Exercise requirements |
Tally how many lines include "title". The number is the whole answer.

━━━━━ The records ━━━━━

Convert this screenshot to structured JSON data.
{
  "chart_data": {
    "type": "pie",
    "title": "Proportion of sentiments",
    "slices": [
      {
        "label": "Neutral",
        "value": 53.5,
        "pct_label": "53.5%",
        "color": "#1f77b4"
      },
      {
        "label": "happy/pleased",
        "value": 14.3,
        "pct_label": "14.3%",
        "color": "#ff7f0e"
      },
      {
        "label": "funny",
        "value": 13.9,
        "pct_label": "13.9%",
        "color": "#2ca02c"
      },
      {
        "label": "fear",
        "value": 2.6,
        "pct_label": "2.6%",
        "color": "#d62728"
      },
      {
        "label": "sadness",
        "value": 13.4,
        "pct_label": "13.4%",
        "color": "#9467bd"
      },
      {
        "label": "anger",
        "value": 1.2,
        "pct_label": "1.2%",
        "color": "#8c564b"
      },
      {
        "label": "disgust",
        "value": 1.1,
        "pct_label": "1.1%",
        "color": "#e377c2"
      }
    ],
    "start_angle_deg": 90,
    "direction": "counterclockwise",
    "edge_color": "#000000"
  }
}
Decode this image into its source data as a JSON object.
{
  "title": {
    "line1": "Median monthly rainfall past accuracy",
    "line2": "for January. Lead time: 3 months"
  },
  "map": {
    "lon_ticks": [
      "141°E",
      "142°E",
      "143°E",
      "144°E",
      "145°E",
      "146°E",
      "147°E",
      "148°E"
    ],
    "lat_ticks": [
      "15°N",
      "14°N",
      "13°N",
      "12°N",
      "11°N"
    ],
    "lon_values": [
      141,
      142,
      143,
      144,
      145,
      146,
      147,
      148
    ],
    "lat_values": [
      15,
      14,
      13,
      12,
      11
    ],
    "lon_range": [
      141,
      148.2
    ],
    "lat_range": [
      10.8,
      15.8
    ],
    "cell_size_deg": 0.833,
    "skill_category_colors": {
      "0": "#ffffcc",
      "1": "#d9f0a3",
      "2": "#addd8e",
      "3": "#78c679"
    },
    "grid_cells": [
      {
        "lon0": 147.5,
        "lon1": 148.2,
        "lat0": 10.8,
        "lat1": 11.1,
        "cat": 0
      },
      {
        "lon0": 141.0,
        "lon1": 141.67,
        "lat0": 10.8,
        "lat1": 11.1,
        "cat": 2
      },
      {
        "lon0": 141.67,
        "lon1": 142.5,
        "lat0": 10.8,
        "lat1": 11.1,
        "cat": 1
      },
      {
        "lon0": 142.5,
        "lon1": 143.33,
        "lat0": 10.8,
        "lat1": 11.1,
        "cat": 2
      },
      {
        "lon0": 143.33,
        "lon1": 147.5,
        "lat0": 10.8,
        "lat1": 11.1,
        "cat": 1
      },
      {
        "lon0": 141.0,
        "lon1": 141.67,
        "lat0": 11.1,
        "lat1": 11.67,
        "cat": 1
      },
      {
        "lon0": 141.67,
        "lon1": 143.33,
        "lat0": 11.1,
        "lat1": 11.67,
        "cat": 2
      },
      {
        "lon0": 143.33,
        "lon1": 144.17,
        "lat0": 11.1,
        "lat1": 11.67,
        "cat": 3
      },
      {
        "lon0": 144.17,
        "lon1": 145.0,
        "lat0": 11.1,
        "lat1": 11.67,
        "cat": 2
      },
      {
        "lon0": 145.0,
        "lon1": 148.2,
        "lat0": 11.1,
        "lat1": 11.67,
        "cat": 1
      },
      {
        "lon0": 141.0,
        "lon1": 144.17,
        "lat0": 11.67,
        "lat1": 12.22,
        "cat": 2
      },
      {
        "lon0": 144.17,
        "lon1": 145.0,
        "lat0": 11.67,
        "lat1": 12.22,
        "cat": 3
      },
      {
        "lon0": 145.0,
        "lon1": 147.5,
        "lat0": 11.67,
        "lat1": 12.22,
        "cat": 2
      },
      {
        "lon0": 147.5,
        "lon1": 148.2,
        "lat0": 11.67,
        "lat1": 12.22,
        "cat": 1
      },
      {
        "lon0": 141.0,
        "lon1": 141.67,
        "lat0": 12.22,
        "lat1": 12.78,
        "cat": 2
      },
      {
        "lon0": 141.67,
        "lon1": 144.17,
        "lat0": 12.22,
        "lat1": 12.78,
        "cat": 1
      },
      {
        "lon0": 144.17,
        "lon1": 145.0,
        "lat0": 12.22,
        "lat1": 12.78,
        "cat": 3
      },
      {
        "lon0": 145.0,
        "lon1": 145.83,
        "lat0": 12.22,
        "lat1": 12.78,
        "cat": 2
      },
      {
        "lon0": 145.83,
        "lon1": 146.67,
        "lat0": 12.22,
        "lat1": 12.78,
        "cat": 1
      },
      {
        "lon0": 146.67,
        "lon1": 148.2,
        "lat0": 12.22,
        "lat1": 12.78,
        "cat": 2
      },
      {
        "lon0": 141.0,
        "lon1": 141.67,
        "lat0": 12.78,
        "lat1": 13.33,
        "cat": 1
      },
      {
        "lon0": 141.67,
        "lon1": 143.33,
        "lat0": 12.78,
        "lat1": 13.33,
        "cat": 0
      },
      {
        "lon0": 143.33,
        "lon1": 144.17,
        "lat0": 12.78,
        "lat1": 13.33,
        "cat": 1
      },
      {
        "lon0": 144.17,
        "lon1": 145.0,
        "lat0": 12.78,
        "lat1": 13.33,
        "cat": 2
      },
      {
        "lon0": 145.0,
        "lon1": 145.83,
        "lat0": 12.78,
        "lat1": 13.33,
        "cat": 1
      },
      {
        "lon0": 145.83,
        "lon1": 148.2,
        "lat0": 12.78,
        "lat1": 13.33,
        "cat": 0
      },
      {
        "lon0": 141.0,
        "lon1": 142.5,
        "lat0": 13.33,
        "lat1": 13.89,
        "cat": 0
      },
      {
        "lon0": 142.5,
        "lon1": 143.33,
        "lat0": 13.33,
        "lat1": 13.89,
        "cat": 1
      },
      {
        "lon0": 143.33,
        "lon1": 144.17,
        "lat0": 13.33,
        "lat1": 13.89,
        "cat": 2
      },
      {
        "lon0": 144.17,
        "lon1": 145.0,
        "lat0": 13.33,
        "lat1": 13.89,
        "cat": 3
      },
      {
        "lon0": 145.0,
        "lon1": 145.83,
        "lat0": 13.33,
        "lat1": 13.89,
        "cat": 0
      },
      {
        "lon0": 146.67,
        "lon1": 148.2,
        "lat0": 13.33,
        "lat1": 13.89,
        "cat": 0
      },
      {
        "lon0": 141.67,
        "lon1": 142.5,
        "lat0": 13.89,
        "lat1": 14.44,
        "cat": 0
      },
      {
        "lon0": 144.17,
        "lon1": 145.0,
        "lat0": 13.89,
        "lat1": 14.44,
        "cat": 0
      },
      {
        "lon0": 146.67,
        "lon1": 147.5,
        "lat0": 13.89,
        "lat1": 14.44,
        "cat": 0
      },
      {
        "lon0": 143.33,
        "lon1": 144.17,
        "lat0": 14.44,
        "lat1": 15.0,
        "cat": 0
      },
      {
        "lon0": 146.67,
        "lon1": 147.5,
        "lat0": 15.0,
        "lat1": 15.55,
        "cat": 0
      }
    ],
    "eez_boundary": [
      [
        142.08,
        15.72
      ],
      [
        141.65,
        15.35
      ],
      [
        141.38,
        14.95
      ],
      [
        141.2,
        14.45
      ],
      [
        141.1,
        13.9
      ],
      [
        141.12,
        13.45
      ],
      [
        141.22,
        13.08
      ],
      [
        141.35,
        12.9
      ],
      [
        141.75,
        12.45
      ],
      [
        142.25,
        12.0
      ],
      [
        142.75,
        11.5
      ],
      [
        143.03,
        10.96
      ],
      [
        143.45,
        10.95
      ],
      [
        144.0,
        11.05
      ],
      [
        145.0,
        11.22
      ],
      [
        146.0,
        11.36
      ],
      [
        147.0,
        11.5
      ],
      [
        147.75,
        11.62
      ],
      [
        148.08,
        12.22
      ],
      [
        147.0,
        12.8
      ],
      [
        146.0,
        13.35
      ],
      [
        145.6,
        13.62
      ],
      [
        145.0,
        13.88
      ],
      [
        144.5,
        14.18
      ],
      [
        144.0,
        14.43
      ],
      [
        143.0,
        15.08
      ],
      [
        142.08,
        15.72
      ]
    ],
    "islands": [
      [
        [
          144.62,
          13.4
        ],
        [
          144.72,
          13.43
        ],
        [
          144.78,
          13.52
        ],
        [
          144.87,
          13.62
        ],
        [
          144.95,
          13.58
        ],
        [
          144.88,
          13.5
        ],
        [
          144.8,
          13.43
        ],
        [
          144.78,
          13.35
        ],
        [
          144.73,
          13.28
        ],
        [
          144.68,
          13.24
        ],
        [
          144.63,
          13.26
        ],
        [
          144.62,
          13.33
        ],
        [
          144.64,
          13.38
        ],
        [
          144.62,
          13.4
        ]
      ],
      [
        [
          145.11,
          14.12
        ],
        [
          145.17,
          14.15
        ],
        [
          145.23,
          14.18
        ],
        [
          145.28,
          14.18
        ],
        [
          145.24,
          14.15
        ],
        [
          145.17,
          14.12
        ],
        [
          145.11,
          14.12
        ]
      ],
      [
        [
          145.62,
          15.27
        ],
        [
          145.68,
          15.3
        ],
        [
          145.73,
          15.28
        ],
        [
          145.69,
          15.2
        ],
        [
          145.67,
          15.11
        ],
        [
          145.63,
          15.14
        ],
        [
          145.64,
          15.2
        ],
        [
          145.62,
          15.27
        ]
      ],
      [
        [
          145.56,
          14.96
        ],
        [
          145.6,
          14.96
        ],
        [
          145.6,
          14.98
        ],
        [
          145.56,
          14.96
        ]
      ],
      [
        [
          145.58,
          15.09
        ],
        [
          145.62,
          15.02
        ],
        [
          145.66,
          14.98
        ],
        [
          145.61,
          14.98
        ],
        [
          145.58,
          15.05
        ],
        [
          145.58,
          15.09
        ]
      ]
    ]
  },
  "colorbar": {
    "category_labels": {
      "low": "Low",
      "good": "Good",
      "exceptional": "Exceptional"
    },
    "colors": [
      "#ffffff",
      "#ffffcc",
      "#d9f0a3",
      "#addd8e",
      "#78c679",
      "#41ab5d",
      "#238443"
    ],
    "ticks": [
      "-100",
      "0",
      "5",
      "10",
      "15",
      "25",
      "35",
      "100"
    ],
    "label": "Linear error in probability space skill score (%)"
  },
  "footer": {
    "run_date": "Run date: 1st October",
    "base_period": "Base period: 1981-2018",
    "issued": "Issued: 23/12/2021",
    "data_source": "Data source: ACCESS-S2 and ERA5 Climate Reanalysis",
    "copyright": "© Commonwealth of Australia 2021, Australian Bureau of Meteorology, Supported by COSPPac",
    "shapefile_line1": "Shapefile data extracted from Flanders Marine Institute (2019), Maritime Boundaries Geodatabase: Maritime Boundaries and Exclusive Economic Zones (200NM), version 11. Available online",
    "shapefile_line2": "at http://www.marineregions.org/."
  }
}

━━━━━

The output |
2